### STATED PROBLEM
Pick out the lines in the listing below that contain the word "salvation" and copy them.
----- LISTED ENTRIES
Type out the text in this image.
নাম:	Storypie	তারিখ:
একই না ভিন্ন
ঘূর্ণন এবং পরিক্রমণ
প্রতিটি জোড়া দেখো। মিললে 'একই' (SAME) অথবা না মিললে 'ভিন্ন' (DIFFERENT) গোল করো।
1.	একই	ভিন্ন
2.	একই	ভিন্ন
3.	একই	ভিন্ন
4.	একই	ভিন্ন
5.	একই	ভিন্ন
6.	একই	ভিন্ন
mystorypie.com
----------
----- LISTED ENTRIES
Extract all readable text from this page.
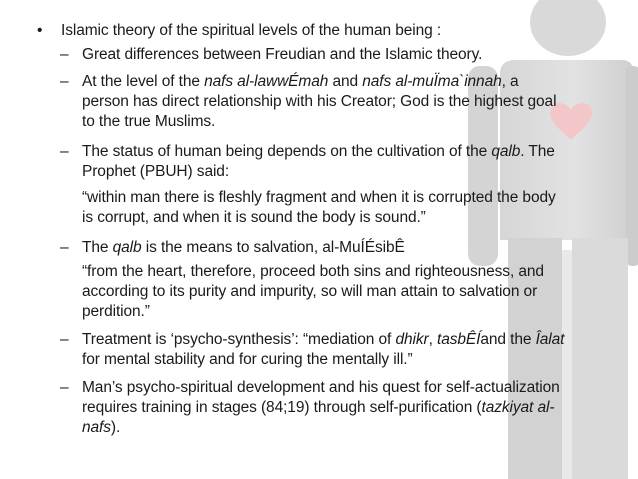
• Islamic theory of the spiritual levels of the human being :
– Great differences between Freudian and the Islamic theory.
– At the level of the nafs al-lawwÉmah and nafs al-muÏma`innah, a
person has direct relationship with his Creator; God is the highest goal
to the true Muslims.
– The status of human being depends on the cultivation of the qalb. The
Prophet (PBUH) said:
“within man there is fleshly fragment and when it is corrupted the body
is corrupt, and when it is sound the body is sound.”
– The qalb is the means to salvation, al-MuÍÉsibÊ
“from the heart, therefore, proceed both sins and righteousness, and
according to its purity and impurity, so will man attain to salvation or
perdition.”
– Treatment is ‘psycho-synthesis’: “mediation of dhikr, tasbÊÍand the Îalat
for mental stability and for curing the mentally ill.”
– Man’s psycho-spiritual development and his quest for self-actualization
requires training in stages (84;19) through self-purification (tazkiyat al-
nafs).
----------
### SOLVED PROBLEM
– The qalb is the means to salvation, al-MuÍÉsibÊ
according to its purity and impurity, so will man attain to salvation or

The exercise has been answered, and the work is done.